__WRITTEN PROBLEM__.
Select the lines that contain "with" and copy each of them.

__DATASET__.
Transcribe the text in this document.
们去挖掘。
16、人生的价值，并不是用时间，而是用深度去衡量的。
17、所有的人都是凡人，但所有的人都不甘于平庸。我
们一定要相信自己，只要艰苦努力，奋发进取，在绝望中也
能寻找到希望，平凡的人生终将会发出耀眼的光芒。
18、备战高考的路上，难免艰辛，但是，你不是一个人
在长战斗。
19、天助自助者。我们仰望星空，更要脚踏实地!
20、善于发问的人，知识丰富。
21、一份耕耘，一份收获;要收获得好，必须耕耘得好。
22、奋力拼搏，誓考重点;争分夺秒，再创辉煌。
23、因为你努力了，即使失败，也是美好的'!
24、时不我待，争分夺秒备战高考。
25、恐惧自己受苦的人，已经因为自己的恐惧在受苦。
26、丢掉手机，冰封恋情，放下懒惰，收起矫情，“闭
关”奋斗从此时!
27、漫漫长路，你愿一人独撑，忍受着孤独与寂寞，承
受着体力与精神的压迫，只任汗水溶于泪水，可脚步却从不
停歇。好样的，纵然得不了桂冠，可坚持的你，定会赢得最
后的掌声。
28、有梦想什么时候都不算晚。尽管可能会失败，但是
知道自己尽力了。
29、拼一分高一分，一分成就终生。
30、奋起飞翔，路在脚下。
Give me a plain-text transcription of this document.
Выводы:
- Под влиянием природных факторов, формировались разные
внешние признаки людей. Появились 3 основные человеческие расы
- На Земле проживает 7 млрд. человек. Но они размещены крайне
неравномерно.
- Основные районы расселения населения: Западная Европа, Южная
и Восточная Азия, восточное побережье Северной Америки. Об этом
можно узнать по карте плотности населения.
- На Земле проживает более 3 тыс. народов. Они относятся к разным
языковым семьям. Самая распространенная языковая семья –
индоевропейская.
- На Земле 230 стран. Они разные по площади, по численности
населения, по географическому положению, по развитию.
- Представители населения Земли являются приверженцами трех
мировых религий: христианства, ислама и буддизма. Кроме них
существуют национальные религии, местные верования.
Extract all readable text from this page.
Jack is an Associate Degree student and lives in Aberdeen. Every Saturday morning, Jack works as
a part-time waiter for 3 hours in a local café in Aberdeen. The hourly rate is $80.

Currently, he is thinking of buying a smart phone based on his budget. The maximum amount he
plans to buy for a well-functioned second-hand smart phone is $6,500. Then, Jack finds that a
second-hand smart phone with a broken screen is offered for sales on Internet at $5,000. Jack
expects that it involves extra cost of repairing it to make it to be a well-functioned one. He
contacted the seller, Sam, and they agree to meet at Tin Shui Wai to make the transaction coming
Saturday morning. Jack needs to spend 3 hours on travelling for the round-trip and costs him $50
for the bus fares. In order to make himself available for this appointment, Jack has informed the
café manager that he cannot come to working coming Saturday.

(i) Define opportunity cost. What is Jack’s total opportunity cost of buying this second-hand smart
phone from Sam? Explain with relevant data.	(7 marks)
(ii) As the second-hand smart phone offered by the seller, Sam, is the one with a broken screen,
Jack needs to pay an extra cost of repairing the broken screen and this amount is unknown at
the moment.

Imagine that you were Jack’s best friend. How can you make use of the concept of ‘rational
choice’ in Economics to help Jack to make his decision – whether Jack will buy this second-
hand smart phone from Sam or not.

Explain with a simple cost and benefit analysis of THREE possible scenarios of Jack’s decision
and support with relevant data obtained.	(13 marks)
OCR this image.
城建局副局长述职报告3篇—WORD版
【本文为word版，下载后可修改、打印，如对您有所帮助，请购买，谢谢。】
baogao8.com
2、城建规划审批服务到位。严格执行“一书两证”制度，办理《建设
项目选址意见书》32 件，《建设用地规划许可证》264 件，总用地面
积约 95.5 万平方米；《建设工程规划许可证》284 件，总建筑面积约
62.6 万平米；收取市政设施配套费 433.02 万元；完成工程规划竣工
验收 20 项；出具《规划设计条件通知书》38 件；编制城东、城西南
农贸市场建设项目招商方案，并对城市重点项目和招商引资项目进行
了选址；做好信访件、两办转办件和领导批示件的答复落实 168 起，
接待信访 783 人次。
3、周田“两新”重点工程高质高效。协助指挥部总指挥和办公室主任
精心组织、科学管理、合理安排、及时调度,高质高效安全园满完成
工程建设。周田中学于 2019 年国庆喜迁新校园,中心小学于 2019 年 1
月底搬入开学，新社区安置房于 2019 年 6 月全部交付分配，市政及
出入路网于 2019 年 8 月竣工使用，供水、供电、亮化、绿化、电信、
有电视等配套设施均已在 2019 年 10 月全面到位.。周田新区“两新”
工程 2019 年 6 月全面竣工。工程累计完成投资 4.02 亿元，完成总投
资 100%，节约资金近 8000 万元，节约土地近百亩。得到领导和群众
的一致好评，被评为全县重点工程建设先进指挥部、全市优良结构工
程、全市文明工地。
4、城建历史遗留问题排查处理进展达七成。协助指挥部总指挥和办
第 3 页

__ANSWER FOR THE TASK__.
second-hand smart phone with a broken screen is offered for sales on Internet at $5,000. Jack
phone from Sam? Explain with relevant data.	(7 marks)
(ii) As the second-hand smart phone offered by the seller, Sam, is the one with a broken screen,
Explain with a simple cost and benefit analysis of THREE possible scenarios of Jack’s decision
and support with relevant data obtained.	(13 marks)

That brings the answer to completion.